Request:
Would you repeat the listing exactly but omit every picture?

Data entries
○ ○ ○ ○

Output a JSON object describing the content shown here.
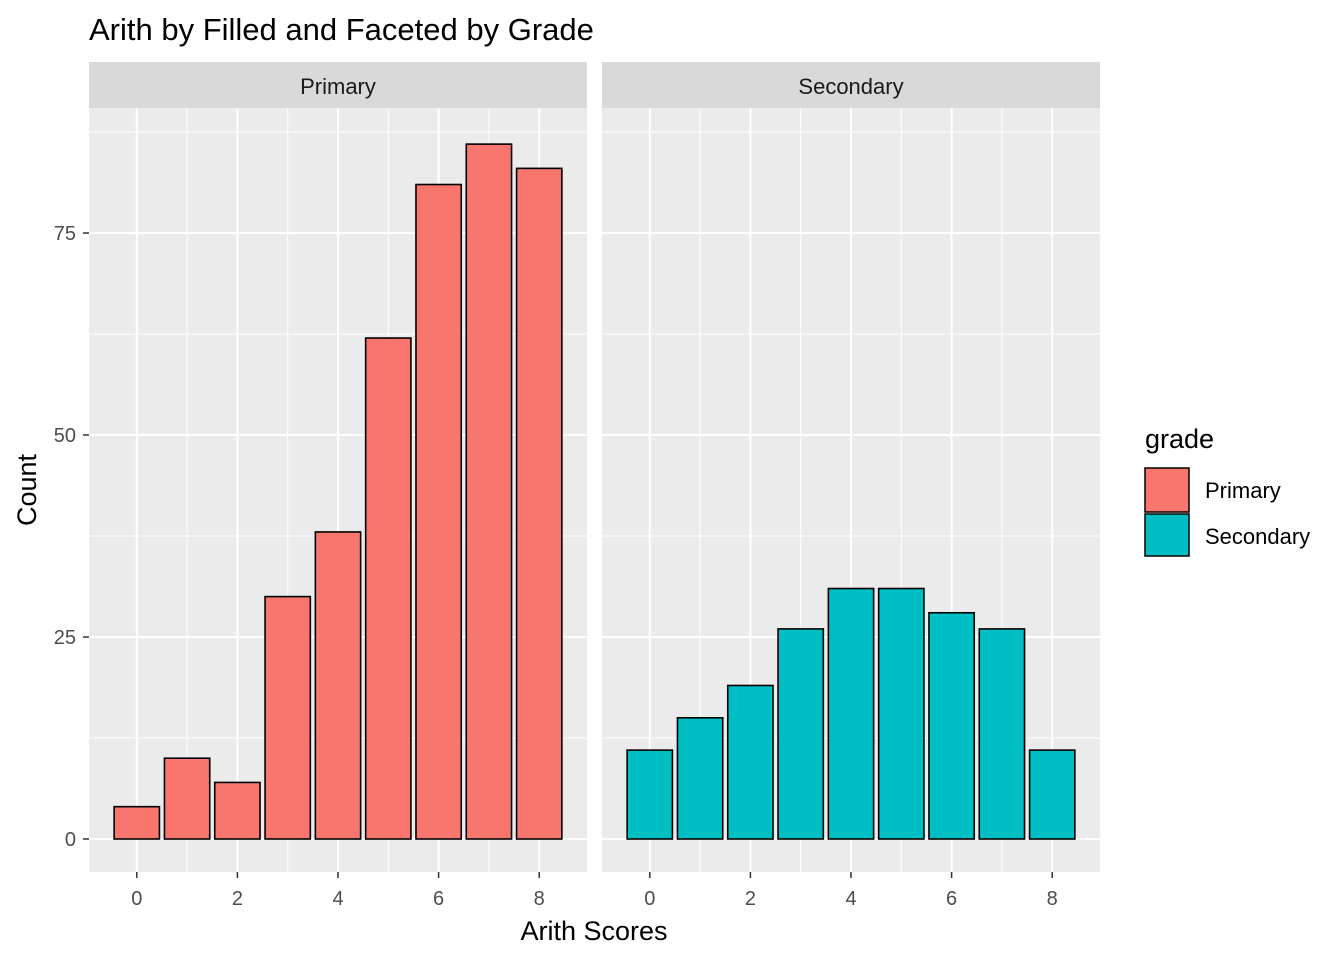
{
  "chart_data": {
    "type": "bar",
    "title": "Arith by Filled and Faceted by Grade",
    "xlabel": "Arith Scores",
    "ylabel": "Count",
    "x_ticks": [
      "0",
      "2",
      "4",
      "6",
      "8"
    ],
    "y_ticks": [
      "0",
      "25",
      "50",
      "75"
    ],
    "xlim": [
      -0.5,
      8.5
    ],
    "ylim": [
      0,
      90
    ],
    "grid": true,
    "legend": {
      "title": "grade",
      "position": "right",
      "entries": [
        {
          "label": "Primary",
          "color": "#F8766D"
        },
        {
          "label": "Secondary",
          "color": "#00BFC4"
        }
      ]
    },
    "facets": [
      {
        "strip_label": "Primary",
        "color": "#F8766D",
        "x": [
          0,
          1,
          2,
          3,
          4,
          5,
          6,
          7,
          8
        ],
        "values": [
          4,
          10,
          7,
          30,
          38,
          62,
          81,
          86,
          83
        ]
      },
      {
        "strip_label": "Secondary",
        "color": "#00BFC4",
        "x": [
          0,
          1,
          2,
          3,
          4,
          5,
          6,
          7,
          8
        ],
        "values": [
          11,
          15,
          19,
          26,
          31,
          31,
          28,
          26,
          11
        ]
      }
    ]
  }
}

○ ○ ○ ○

Response to this task:
Output a JSON object describing the content shown here.
{
  "chart_data": {
    "type": "bar",
    "title": "Arith by Filled and Faceted by Grade",
    "xlabel": "Arith Scores",
    "ylabel": "Count",
    "x_ticks": [
      "0",
      "2",
      "4",
      "6",
      "8"
    ],
    "y_ticks": [
      "0",
      "25",
      "50",
      "75"
    ],
    "xlim": [
      -0.5,
      8.5
    ],
    "ylim": [
      0,
      90
    ],
    "grid": true,
    "legend": {
      "title": "grade",
      "position": "right",
      "entries": [
        {
          "label": "Primary",
          "color": "#F8766D"
        },
        {
          "label": "Secondary",
          "color": "#00BFC4"
        }
      ]
    },
    "facets": [
      {
        "strip_label": "Primary",
        "color": "#F8766D",
        "x": [
          0,
          1,
          2,
          3,
          4,
          5,
          6,
          7,
          8
        ],
        "values": [
          4,
          10,
          7,
          30,
          38,
          62,
          81,
          86,
          83
        ]
      },
      {
        "strip_label": "Secondary",
        "color": "#00BFC4",
        "x": [
          0,
          1,
          2,
          3,
          4,
          5,
          6,
          7,
          8
        ],
        "values": [
          11,
          15,
          19,
          26,
          31,
          31,
          28,
          26,
          11
        ]
      }
    ]
  }
}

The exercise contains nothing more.